## Selected extract:
Civilwar1863

Causes of the American Civil War

  • The Collapse of the Two-Party System

    The Collapse of the Two-Party System
    Following the compromise of 1850 and the crisis in Kansas, the nation's two major parties, the Whigs and Democrats, began to fracture along regional lines. In the North, the Whigs largely blended into a new party: the Republicans. Though their presidential candidate, John C. Frémont, was defeated in 1856, the party polled strongly in the North and showed that it was the Northern party of the future. In the South, the Republican Party was viewed as a divisive element.
  • Two Regions on Separate Paths

    Two Regions on Separate Paths
    While the South was devoted to an agrarian plantation economy with a slow growth in population, the North had embraced industrialization, large urban areas, infrastructure growth, as well as was experiencing high birth rates and a large influx of European immigrants. This boost in population doomed Southern efforts to maintain balance in the government as it meant the future addition of more free states and the election of a Northern, potentially anti-slavery, president.

## Your assignment:
Extend the account of the causes of the American Civil War, picking up after its final sentence. The items that come next are drawn from a different source and are unrelated to the text on the American Civil War.

## Material provided:
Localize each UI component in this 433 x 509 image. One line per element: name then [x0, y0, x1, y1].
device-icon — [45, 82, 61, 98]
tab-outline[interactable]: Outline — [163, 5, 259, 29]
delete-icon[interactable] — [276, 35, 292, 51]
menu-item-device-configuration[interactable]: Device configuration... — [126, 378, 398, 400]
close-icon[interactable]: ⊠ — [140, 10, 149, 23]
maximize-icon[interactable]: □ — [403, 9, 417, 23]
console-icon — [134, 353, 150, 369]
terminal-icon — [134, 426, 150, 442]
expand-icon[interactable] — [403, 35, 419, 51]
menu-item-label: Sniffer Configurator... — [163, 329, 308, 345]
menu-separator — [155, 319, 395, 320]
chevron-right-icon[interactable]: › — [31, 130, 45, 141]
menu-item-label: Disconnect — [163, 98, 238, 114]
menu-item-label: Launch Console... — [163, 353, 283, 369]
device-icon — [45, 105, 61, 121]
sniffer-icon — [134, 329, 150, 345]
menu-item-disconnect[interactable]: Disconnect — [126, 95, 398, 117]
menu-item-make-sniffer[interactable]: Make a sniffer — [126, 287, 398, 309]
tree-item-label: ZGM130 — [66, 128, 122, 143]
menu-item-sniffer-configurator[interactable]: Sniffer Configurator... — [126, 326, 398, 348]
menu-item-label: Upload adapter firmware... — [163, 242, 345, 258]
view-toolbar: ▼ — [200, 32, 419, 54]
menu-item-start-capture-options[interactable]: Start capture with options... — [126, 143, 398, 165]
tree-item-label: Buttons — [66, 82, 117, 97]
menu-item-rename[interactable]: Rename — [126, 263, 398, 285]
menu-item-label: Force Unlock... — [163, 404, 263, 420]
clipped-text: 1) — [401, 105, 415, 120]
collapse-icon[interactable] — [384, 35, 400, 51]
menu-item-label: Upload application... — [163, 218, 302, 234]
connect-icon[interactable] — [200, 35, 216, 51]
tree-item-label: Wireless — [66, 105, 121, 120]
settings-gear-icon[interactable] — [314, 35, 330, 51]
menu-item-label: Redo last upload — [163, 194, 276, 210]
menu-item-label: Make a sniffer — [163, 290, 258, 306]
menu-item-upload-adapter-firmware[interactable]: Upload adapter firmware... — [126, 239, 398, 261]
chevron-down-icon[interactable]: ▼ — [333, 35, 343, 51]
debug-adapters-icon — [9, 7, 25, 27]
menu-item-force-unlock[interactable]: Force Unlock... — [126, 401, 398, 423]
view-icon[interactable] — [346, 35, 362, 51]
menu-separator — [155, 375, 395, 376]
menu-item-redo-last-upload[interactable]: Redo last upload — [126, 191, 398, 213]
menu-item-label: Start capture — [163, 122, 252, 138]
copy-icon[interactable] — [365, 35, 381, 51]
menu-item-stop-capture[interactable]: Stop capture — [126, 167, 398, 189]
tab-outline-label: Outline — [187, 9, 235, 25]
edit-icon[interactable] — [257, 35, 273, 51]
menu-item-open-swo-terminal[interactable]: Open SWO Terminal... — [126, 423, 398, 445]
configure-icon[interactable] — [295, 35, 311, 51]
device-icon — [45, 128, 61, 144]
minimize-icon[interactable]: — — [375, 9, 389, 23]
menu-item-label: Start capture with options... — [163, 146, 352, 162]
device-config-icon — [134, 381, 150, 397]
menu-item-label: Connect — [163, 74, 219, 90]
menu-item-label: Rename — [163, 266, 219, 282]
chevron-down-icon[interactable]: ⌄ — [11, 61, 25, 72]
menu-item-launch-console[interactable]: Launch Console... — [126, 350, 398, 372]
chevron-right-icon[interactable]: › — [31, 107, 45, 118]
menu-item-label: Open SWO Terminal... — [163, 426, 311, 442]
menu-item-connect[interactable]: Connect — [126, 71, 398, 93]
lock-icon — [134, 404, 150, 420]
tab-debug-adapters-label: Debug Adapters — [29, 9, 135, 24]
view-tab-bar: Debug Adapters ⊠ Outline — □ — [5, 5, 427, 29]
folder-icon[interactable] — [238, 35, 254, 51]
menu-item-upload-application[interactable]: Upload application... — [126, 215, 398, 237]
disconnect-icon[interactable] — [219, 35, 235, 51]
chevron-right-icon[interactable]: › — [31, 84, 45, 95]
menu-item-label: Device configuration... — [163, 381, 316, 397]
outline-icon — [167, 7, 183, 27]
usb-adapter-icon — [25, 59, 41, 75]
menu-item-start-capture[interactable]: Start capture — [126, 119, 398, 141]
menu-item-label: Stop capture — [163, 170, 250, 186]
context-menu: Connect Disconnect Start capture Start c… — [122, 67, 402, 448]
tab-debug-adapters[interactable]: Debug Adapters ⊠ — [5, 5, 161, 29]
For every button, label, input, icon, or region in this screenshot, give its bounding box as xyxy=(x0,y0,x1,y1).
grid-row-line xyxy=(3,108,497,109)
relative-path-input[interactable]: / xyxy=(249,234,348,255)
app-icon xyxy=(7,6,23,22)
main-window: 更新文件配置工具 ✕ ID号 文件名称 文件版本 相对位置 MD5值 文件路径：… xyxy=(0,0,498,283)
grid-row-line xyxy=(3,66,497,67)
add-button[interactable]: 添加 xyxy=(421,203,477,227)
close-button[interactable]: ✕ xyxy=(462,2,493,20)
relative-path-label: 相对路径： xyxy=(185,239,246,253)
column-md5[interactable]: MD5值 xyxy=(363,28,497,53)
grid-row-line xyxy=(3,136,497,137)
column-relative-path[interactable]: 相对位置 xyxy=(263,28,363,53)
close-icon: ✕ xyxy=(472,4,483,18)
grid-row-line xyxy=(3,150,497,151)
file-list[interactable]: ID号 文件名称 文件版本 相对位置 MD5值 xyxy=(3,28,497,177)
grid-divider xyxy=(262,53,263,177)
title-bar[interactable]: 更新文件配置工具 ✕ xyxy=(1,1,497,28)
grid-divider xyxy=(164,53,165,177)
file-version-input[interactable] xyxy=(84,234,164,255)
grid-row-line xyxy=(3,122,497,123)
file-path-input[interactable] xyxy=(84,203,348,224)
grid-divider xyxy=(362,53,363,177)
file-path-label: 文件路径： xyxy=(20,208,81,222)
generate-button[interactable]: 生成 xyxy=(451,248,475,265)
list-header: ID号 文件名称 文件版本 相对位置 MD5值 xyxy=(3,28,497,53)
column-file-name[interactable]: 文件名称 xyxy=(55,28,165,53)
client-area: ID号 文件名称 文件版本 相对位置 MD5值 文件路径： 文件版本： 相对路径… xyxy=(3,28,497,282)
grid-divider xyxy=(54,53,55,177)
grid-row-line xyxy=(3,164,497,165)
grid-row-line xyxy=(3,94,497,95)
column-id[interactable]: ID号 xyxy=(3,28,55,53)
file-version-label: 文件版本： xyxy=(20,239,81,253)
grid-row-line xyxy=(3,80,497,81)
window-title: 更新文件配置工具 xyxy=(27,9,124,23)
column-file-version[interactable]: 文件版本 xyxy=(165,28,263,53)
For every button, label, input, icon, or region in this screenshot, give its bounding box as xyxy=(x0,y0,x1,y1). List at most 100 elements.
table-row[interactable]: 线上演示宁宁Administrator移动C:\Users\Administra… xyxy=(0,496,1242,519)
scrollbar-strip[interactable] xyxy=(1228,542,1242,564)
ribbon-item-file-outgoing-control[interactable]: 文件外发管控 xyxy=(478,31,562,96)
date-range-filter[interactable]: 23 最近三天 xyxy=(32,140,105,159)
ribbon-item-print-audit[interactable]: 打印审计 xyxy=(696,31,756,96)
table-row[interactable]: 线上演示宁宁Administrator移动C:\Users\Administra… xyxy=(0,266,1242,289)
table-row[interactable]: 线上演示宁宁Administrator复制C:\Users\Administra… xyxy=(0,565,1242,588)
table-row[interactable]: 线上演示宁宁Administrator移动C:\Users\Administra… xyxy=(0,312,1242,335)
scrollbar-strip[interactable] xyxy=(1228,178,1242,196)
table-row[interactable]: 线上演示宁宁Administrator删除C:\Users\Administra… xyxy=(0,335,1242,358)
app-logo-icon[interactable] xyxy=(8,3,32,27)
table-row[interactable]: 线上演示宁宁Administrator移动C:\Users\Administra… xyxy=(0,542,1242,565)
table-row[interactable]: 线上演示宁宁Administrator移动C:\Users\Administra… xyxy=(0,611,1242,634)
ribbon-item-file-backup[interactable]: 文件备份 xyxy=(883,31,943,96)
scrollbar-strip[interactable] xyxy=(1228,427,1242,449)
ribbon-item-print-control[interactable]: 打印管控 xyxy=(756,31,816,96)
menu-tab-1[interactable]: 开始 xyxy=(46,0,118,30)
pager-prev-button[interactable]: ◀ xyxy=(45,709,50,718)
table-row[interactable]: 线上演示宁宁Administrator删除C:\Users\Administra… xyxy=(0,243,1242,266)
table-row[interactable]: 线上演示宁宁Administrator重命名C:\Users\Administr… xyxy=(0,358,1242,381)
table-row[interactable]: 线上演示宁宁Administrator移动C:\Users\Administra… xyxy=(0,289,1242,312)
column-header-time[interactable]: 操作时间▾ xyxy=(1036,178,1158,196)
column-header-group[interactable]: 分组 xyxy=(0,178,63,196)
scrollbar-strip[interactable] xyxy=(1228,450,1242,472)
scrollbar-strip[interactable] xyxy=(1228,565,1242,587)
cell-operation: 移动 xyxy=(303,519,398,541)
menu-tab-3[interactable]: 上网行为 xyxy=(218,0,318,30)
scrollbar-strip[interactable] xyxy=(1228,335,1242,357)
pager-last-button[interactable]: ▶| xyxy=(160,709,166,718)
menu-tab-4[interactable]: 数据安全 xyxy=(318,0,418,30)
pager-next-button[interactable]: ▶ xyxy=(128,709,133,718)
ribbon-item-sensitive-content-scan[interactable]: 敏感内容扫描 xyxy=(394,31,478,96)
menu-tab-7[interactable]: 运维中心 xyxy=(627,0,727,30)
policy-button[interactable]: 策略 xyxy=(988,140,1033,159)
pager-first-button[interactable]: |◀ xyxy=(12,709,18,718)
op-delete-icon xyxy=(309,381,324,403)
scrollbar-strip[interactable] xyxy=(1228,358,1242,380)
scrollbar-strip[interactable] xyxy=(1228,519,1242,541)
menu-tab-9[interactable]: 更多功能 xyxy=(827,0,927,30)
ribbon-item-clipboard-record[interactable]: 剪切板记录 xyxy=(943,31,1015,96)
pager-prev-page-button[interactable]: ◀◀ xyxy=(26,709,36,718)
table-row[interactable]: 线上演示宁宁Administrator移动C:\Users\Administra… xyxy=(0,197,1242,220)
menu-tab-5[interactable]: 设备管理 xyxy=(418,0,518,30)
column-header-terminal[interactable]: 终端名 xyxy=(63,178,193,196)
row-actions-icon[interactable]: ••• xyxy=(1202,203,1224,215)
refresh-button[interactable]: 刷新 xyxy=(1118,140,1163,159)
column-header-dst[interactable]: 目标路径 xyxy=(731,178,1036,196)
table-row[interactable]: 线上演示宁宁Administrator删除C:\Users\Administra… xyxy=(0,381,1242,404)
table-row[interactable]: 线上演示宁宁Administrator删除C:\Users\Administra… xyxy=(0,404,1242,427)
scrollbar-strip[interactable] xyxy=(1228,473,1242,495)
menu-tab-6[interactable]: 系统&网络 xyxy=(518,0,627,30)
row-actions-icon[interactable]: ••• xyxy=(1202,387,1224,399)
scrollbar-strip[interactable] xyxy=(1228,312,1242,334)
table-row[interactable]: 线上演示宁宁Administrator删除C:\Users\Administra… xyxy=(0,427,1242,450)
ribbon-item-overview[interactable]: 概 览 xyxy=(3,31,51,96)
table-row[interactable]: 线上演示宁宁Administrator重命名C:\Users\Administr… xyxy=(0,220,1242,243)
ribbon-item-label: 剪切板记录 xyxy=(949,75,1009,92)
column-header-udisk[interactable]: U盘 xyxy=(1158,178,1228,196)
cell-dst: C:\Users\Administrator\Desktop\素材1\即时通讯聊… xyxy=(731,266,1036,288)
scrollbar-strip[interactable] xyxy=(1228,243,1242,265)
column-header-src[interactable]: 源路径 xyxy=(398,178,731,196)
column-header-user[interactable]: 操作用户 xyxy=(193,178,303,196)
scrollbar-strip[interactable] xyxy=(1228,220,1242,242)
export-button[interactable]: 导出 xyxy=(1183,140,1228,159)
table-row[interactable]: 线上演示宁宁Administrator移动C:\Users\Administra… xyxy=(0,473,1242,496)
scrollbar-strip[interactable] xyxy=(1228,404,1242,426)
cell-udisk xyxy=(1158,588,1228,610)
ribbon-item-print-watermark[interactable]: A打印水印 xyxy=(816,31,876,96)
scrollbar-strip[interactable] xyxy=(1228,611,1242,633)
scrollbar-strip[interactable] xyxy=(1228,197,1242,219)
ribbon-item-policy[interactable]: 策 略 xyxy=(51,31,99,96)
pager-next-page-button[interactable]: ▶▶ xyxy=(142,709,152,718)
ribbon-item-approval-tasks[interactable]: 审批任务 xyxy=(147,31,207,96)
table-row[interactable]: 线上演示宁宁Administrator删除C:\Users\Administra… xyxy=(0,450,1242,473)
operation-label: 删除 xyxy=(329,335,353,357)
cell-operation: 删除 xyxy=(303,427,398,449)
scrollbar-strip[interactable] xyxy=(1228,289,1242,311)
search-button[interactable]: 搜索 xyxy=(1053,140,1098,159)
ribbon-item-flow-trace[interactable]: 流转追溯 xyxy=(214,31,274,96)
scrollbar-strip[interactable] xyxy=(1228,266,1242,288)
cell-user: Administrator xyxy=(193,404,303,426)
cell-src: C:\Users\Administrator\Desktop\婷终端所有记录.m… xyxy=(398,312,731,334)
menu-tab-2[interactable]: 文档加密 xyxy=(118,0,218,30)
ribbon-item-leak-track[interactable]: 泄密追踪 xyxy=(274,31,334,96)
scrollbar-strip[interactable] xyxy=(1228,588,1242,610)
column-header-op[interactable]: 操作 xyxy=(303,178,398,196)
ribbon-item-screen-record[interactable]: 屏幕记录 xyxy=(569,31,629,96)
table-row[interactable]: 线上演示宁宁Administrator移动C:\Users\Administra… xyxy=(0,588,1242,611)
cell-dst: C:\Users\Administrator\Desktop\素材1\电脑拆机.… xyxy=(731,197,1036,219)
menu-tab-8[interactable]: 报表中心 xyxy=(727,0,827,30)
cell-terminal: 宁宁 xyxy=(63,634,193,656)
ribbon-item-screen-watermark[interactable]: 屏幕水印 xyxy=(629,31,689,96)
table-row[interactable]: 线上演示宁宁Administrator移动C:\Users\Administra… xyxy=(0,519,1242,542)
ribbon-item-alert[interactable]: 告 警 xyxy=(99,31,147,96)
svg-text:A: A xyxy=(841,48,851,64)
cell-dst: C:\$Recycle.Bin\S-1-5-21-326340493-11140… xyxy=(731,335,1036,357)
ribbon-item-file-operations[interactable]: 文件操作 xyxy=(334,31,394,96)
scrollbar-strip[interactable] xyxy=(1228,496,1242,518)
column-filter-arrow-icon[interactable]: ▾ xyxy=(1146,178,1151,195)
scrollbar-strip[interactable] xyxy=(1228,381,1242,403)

## Response:
  • "Uncle Tom's Cabin"

    "Uncle Tom's Cabin"
    One of the most polarizing episodes between North and South occurred upon the 1852 publication of Harriet Beecher Stowe’s novel Uncle Tom’s Cabin, which depicted the slave’s life as a relentless nightmare of sorrow and cruelty. Northern passions were inflamed while furious Southerners dismissed the story en masse as an outrageously skewed and unfair portrayal. After the conflict began it was said that Lincoln, upon meeting Mrs. Stowe said, “So you are the little lady who started this great war?'
  • Abolitionism

    Abolitionism
    Abolitionists ranged in their beliefs from those who thought that all slaves should be freed immediately William Lloyd Garrison, Frederick Douglass. Abolitionists campaigned for the end of the "peculiar institution" and supported anti-slavery causes such as the Free State movement in Kansas. Upon the rise of the Abolitionists, an ideological debate arose with the Southerners regarding the morality of slavery with both sides frequently citing Biblical sources.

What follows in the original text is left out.